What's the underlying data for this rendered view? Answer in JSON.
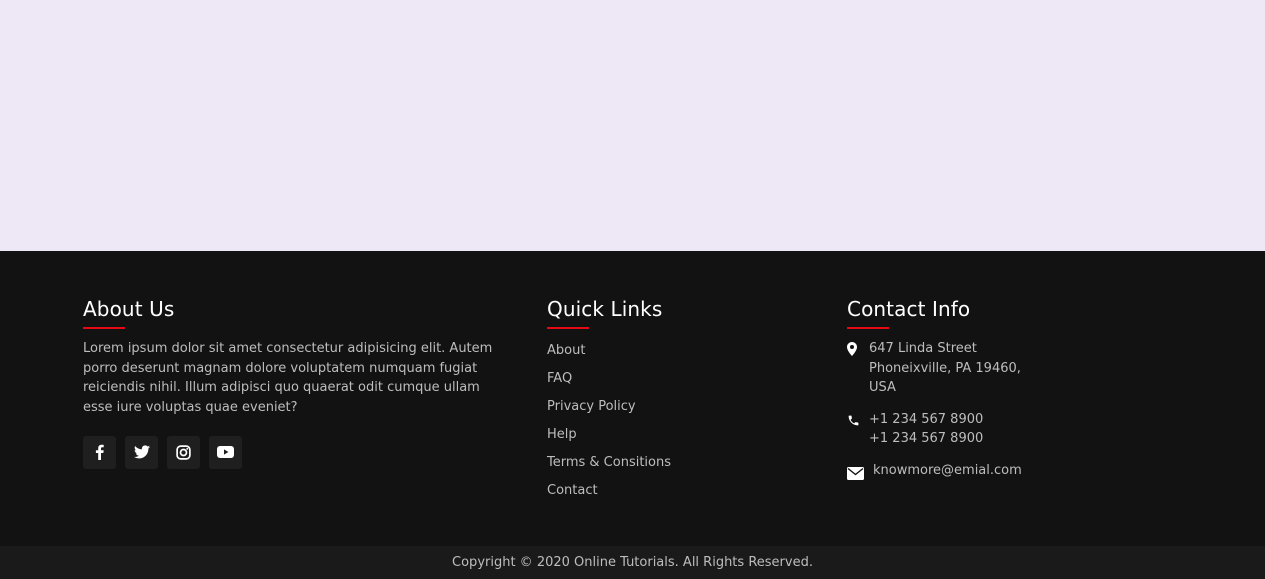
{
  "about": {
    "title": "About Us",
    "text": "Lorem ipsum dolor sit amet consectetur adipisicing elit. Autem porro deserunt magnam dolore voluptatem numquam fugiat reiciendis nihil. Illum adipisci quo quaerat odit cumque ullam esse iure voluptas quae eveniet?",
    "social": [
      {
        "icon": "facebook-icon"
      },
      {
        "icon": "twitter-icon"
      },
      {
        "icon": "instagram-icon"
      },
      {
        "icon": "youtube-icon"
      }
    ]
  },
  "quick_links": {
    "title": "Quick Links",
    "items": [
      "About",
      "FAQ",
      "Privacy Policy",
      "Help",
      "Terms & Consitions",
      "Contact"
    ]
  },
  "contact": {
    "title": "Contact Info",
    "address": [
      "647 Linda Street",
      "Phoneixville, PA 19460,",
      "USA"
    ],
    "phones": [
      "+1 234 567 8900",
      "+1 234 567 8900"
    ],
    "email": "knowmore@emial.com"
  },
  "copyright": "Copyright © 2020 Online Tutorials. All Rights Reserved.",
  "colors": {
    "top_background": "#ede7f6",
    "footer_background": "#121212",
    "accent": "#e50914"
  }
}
####
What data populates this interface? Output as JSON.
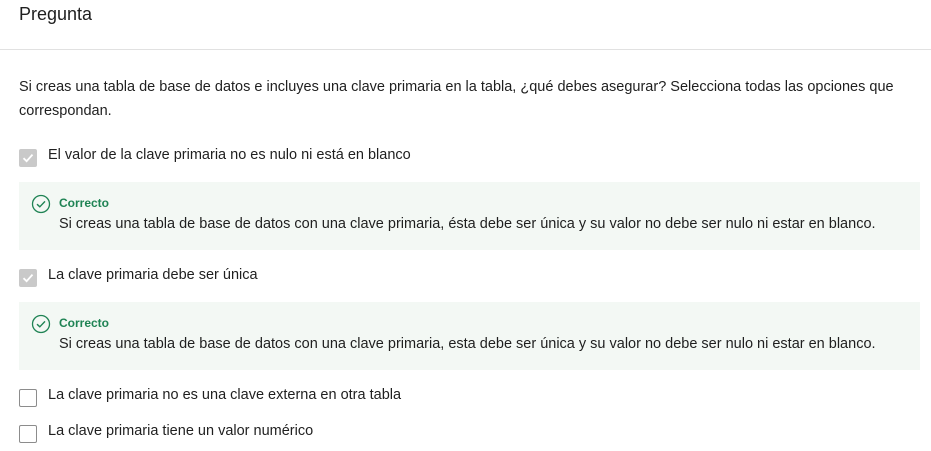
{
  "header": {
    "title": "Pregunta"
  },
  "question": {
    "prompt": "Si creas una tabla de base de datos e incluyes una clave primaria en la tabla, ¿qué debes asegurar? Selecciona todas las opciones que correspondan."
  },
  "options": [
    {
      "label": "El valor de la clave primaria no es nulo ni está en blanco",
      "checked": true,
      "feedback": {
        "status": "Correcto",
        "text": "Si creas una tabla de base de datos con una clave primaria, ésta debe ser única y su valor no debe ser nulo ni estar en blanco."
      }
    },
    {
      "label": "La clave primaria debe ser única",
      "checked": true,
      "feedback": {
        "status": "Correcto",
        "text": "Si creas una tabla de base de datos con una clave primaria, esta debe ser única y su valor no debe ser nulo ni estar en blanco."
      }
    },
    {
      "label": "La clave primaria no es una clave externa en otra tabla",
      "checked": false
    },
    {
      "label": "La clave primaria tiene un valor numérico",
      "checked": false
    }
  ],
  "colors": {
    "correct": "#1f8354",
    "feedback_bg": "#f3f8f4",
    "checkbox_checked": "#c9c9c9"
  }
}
####
> Requirements: From the listing above, pick out each line where the word "this" appears.

> Task response:
What's the underlying data for this rendered view? Answer in JSON.
What data populates this interface? Output as JSON.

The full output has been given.